### REQUIREMENTS
Search the data below for the string "Отслеживаемые". Extract every line that contains it.

### EXERCISE DATA
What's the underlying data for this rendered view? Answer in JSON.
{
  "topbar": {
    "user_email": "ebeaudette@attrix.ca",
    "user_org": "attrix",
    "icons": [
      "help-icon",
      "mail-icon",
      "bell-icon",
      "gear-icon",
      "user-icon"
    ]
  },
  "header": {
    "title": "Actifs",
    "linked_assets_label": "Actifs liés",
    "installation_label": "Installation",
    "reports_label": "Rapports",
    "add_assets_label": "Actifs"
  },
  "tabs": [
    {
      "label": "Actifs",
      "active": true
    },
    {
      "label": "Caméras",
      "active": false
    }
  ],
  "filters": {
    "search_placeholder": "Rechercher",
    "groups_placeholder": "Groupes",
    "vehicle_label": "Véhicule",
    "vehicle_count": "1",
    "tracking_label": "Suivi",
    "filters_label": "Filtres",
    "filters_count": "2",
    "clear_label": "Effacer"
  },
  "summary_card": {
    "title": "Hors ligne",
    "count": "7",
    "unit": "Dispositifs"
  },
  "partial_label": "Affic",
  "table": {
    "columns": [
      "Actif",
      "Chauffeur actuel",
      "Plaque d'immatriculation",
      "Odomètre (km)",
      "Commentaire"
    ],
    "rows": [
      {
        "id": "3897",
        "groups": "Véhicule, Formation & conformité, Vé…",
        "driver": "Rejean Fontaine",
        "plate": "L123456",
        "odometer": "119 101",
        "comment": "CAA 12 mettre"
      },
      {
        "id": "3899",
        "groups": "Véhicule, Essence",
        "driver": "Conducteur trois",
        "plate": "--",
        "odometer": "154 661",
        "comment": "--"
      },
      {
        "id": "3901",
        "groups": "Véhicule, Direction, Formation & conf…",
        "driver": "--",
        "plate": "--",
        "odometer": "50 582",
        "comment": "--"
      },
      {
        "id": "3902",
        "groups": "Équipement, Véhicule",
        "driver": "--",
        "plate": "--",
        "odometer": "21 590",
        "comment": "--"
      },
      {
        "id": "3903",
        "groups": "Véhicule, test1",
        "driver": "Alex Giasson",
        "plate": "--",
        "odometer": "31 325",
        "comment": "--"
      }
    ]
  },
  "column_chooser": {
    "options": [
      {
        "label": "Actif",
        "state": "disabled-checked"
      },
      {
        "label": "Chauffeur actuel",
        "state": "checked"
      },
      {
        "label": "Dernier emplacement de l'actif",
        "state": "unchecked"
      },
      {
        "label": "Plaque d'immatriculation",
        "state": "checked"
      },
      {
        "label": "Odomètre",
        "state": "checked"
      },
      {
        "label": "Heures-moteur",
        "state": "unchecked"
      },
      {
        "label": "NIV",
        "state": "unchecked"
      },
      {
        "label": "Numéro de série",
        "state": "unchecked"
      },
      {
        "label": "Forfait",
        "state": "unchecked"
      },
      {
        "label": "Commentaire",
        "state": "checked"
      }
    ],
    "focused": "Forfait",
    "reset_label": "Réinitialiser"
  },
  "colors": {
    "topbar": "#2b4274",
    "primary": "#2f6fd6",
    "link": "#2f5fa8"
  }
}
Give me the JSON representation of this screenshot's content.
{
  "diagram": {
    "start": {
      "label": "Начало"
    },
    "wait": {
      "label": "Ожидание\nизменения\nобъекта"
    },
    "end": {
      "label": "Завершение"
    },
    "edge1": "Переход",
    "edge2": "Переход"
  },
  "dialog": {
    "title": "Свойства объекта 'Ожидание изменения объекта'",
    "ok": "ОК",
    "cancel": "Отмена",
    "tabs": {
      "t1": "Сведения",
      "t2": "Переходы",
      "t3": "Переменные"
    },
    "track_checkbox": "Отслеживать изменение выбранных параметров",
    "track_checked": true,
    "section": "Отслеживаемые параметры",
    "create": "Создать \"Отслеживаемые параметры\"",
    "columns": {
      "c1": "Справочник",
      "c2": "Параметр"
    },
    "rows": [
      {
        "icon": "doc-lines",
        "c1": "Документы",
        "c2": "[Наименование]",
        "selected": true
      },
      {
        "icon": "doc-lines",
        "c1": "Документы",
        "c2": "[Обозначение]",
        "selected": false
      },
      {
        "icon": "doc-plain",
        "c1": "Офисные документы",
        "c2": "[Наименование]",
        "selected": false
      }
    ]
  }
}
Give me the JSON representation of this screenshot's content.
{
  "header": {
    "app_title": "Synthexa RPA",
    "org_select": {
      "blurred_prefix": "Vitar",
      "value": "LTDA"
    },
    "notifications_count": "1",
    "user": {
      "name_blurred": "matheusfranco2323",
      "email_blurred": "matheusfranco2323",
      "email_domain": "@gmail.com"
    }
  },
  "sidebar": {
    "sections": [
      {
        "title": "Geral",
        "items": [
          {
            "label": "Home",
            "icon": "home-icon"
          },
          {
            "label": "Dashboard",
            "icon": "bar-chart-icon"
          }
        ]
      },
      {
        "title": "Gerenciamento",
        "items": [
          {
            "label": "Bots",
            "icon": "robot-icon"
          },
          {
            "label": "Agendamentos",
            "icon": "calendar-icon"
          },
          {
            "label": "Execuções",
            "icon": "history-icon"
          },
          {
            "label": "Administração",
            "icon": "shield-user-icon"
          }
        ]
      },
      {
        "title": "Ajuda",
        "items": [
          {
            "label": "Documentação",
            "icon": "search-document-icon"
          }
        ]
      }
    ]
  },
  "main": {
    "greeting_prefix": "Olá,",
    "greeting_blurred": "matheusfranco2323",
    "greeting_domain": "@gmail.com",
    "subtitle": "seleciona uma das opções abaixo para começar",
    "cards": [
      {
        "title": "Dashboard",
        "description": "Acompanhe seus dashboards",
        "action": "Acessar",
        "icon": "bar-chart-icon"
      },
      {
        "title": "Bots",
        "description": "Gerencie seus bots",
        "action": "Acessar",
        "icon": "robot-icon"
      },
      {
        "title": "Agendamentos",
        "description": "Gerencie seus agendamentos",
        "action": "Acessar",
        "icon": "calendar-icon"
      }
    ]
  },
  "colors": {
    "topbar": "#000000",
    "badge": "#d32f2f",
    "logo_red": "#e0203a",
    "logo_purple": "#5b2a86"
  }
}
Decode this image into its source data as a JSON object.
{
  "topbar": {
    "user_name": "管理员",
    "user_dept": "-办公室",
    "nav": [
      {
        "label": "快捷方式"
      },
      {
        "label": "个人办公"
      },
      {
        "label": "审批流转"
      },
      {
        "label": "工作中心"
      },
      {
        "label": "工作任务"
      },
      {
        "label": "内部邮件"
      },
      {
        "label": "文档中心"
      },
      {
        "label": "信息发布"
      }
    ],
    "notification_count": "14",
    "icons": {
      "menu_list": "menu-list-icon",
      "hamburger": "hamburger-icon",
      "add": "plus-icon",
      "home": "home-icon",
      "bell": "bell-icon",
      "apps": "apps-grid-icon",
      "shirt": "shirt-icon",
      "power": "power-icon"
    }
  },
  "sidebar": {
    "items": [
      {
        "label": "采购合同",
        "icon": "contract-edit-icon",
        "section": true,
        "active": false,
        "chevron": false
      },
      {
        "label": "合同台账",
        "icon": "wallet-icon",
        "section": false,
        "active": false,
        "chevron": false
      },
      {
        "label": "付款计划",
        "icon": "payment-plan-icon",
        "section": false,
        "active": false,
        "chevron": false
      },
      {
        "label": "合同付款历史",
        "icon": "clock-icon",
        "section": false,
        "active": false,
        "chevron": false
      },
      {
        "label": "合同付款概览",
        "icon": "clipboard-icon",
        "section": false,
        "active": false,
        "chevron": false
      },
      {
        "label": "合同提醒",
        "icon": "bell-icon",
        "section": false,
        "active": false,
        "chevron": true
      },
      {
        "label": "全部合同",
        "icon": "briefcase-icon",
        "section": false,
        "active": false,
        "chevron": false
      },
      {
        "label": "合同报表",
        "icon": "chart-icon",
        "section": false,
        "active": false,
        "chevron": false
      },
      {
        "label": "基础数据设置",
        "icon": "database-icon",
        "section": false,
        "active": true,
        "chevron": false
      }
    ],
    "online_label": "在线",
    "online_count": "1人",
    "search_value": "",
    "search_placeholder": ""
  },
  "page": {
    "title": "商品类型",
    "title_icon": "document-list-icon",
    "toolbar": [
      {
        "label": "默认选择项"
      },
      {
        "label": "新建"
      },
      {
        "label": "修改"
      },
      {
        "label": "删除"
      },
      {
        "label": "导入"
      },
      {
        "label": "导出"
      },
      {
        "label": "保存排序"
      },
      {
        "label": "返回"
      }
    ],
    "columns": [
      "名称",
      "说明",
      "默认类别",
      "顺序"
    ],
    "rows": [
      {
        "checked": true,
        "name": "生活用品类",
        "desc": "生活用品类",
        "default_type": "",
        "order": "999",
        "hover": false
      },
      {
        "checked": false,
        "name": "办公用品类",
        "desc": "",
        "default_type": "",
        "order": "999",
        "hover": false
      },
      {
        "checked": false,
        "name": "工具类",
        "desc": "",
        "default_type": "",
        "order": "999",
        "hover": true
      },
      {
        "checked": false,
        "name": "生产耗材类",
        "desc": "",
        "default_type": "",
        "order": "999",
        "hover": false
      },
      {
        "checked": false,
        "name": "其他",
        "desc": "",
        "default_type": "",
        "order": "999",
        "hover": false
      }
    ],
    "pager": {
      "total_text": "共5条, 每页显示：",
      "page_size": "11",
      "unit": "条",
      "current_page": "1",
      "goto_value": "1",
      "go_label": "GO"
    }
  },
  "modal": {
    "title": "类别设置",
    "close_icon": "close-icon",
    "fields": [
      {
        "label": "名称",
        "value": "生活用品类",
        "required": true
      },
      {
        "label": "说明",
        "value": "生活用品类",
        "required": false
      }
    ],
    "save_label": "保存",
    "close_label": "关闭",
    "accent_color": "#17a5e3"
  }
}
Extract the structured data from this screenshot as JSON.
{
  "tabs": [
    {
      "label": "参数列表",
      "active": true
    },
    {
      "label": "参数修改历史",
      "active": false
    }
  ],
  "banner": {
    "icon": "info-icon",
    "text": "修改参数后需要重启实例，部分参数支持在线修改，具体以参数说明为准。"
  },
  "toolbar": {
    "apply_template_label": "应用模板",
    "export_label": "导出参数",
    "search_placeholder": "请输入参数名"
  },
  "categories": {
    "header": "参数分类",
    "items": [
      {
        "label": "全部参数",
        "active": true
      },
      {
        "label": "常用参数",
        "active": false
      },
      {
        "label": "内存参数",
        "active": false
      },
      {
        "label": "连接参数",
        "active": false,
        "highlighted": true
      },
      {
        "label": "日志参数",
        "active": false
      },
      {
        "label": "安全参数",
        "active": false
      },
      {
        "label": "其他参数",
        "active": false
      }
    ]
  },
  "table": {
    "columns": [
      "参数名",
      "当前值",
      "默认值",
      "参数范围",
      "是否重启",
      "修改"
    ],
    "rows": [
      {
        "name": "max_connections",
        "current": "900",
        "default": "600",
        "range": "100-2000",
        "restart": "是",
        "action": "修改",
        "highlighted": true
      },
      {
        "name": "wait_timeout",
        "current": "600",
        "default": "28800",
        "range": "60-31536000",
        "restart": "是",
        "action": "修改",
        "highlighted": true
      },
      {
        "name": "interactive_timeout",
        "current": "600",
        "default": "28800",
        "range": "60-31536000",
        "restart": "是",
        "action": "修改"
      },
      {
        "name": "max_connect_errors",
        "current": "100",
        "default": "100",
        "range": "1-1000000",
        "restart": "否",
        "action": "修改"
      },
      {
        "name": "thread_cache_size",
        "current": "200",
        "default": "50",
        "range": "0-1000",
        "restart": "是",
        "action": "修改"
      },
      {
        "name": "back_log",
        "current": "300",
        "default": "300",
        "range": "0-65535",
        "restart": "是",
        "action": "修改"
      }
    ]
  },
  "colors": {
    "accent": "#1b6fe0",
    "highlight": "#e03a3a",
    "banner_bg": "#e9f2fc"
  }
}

### TASK OUTPUT
    "section": "Отслеживаемые параметры",
    "create": "Создать \"Отслеживаемые параметры\"",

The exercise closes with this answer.